EXERCISE OBJECTIVE: Write out the whole listing, matching it exactly.

SUPPLIED DATA:

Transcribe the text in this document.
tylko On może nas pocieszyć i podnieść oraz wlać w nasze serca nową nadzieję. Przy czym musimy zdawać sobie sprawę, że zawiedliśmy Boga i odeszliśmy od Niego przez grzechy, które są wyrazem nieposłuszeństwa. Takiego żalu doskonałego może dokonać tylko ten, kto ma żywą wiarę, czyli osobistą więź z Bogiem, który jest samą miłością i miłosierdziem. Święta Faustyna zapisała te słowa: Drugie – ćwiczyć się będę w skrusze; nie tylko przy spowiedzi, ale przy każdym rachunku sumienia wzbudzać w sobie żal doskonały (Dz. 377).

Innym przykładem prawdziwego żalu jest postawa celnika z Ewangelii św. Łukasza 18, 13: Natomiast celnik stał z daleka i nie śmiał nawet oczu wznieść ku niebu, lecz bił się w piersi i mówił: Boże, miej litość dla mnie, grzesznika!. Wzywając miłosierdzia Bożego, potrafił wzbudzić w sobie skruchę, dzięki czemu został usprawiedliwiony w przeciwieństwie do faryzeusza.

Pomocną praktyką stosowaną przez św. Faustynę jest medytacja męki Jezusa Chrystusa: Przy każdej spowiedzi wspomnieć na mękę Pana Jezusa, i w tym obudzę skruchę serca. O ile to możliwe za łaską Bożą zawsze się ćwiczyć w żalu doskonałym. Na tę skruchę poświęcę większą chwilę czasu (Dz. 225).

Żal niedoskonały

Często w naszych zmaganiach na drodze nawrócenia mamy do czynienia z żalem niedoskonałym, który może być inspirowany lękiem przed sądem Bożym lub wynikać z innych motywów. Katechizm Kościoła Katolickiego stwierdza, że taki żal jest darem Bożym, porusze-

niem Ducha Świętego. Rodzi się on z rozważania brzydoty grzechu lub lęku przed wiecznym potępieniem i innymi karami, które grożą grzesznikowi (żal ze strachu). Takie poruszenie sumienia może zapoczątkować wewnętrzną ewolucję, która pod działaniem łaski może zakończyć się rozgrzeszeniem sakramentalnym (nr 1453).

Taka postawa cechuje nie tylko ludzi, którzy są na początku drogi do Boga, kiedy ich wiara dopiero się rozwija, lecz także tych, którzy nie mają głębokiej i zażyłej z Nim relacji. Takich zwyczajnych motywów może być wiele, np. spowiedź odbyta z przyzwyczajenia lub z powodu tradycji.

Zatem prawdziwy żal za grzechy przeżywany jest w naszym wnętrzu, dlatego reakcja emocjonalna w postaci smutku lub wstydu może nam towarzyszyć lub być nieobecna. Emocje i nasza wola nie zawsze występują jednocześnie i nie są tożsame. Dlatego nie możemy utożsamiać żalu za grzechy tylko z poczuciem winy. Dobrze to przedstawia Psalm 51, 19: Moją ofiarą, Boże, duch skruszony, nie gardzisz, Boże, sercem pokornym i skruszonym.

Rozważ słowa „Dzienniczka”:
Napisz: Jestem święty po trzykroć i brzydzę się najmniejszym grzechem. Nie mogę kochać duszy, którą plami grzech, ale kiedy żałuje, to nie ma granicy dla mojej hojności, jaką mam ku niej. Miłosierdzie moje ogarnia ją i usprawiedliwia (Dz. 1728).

CORRECT RESPONSE:
Transcribe the text in this document.
tylko On może nas pocieszyć i podnieść oraz wlać w nasze serca nową nadzieję. Przy czym musimy zdawać sobie sprawę, że zawiedliśmy Boga i odeszliśmy od Niego przez grzechy, które są wyrazem nieposłuszeństwa. Takiego żalu doskonałego może dokonać tylko ten, kto ma żywą wiarę, czyli osobistą więź z Bogiem, który jest samą miłością i miłosierdziem. Święta Faustyna zapisała te słowa: Drugie – ćwiczyć się będę w skrusze; nie tylko przy spowiedzi, ale przy każdym rachunku sumienia wzbudzać w sobie żal doskonały (Dz. 377).

Innym przykładem prawdziwego żalu jest postawa celnika z Ewangelii św. Łukasza 18, 13: Natomiast celnik stał z daleka i nie śmiał nawet oczu wznieść ku niebu, lecz bił się w piersi i mówił: Boże, miej litość dla mnie, grzesznika!. Wzywając miłosierdzia Bożego, potrafił wzbudzić w sobie skruchę, dzięki czemu został usprawiedliwiony w przeciwieństwie do faryzeusza.

Pomocną praktyką stosowaną przez św. Faustynę jest medytacja męki Jezusa Chrystusa: Przy każdej spowiedzi wspomnieć na mękę Pana Jezusa, i w tym obudzę skruchę serca. O ile to możliwe za łaską Bożą zawsze się ćwiczyć w żalu doskonałym. Na tę skruchę poświęcę większą chwilę czasu (Dz. 225).

Żal niedoskonały

Często w naszych zmaganiach na drodze nawrócenia mamy do czynienia z żalem niedoskonałym, który może być inspirowany lękiem przed sądem Bożym lub wynikać z innych motywów. Katechizm Kościoła Katolickiego stwierdza, że taki żal jest darem Bożym, porusze-

niem Ducha Świętego. Rodzi się on z rozważania brzydoty grzechu lub lęku przed wiecznym potępieniem i innymi karami, które grożą grzesznikowi (żal ze strachu). Takie poruszenie sumienia może zapoczątkować wewnętrzną ewolucję, która pod działaniem łaski może zakończyć się rozgrzeszeniem sakramentalnym (nr 1453).

Taka postawa cechuje nie tylko ludzi, którzy są na początku drogi do Boga, kiedy ich wiara dopiero się rozwija, lecz także tych, którzy nie mają głębokiej i zażyłej z Nim relacji. Takich zwyczajnych motywów może być wiele, np. spowiedź odbyta z przyzwyczajenia lub z powodu tradycji.

Zatem prawdziwy żal za grzechy przeżywany jest w naszym wnętrzu, dlatego reakcja emocjonalna w postaci smutku lub wstydu może nam towarzyszyć lub być nieobecna. Emocje i nasza wola nie zawsze występują jednocześnie i nie są tożsame. Dlatego nie możemy utożsamiać żalu za grzechy tylko z poczuciem winy. Dobrze to przedstawia Psalm 51, 19: Moją ofiarą, Boże, duch skruszony, nie gardzisz, Boże, sercem pokornym i skruszonym.

Rozważ słowa „Dzienniczka”:
Napisz: Jestem święty po trzykroć i brzydzę się najmniejszym grzechem. Nie mogę kochać duszy, którą plami grzech, ale kiedy żałuje, to nie ma granicy dla mojej hojności, jaką mam ku niej. Miłosierdzie moje ogarnia ją i usprawiedliwia (Dz. 1728).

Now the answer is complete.